* **Part of a data file**

^^^^^^^^^^^^^^^^

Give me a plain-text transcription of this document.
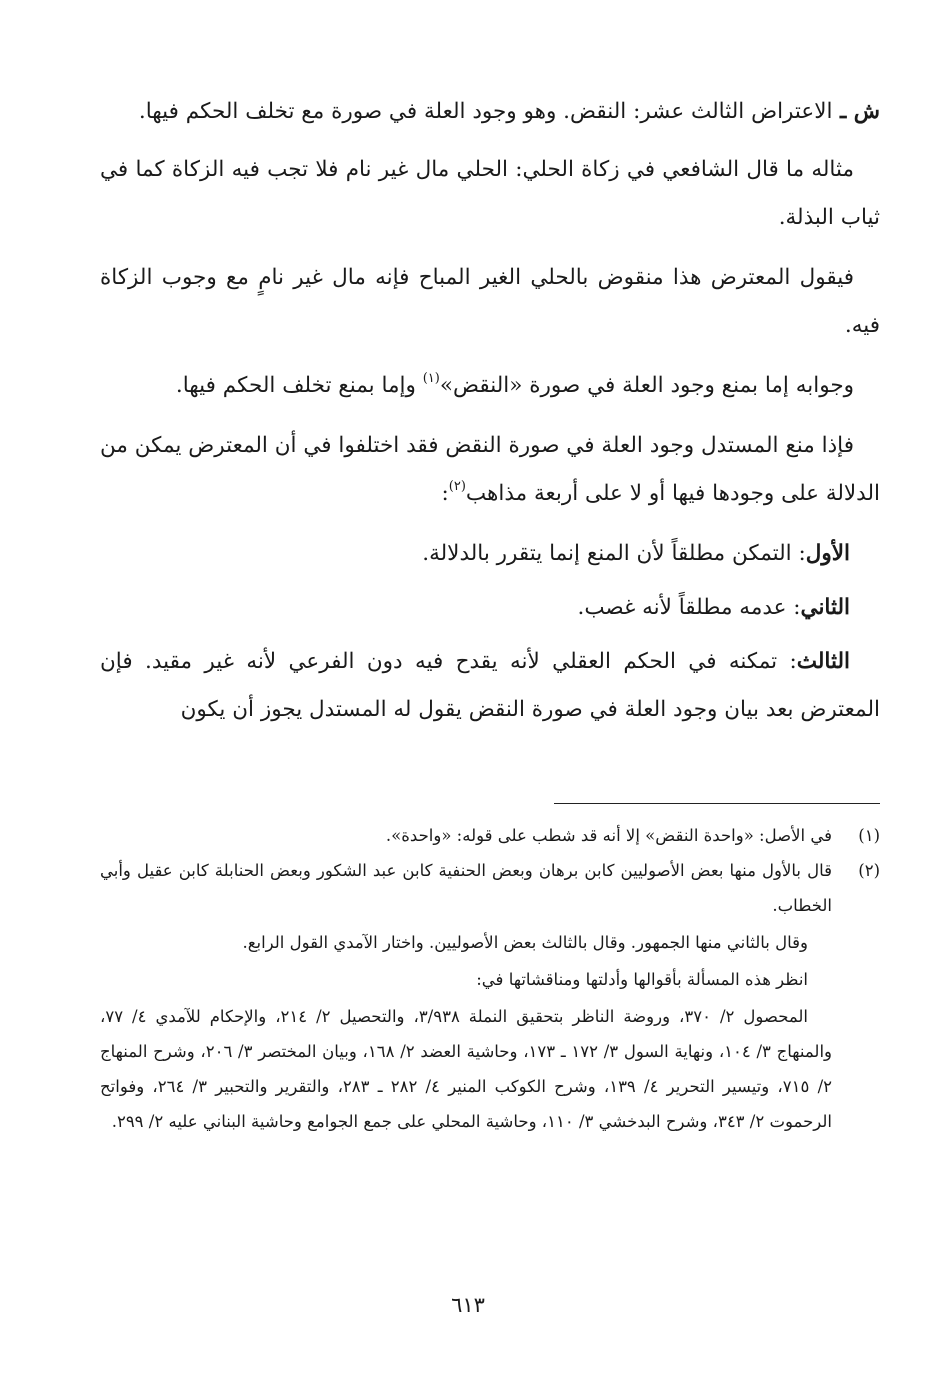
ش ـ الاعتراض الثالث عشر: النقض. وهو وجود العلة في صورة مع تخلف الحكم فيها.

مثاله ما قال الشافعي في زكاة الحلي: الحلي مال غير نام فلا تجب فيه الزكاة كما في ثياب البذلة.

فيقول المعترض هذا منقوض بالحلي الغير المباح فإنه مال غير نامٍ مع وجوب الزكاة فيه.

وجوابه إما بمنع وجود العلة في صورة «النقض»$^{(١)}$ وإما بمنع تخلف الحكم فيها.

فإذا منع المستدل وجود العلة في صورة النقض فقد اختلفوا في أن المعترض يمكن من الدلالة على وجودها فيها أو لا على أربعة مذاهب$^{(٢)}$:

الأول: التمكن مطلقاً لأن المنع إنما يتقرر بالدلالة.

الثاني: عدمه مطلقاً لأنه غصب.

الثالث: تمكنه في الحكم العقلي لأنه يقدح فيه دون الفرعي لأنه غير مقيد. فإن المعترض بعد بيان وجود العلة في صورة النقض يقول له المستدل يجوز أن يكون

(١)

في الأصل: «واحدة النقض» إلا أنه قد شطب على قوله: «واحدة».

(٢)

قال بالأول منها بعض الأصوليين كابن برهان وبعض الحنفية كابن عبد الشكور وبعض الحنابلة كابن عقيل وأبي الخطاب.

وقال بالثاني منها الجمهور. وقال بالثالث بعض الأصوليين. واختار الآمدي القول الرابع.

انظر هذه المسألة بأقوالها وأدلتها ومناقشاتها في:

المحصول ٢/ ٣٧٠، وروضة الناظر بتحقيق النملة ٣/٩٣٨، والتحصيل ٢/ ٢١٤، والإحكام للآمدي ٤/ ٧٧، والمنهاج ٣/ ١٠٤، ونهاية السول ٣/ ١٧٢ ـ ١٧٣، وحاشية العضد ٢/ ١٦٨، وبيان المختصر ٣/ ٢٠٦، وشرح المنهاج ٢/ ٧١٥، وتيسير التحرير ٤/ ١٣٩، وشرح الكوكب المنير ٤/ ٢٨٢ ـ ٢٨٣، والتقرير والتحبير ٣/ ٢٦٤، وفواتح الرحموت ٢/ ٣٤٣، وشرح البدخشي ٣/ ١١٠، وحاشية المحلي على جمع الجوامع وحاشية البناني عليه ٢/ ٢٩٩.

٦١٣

^^^^^^^^^^^^^^^^

* **Written task**
Without the pictures, return all the records precisely as they stand.

* **Result below**
Give me a plain-text transcription of this document.
ش ـ الاعتراض الثالث عشر: النقض. وهو وجود العلة في صورة مع تخلف الحكم فيها.

مثاله ما قال الشافعي في زكاة الحلي: الحلي مال غير نام فلا تجب فيه الزكاة كما في ثياب البذلة.

فيقول المعترض هذا منقوض بالحلي الغير المباح فإنه مال غير نامٍ مع وجوب الزكاة فيه.

وجوابه إما بمنع وجود العلة في صورة «النقض»$^{(١)}$ وإما بمنع تخلف الحكم فيها.

فإذا منع المستدل وجود العلة في صورة النقض فقد اختلفوا في أن المعترض يمكن من الدلالة على وجودها فيها أو لا على أربعة مذاهب$^{(٢)}$:

الأول: التمكن مطلقاً لأن المنع إنما يتقرر بالدلالة.

الثاني: عدمه مطلقاً لأنه غصب.

الثالث: تمكنه في الحكم العقلي لأنه يقدح فيه دون الفرعي لأنه غير مقيد. فإن المعترض بعد بيان وجود العلة في صورة النقض يقول له المستدل يجوز أن يكون

(١)

في الأصل: «واحدة النقض» إلا أنه قد شطب على قوله: «واحدة».

(٢)

قال بالأول منها بعض الأصوليين كابن برهان وبعض الحنفية كابن عبد الشكور وبعض الحنابلة كابن عقيل وأبي الخطاب.

وقال بالثاني منها الجمهور. وقال بالثالث بعض الأصوليين. واختار الآمدي القول الرابع.

انظر هذه المسألة بأقوالها وأدلتها ومناقشاتها في:

المحصول ٢/ ٣٧٠، وروضة الناظر بتحقيق النملة ٣/٩٣٨، والتحصيل ٢/ ٢١٤، والإحكام للآمدي ٤/ ٧٧، والمنهاج ٣/ ١٠٤، ونهاية السول ٣/ ١٧٢ ـ ١٧٣، وحاشية العضد ٢/ ١٦٨، وبيان المختصر ٣/ ٢٠٦، وشرح المنهاج ٢/ ٧١٥، وتيسير التحرير ٤/ ١٣٩، وشرح الكوكب المنير ٤/ ٢٨٢ ـ ٢٨٣، والتقرير والتحبير ٣/ ٢٦٤، وفواتح الرحموت ٢/ ٣٤٣، وشرح البدخشي ٣/ ١١٠، وحاشية المحلي على جمع الجوامع وحاشية البناني عليه ٢/ ٢٩٩.

٦١٣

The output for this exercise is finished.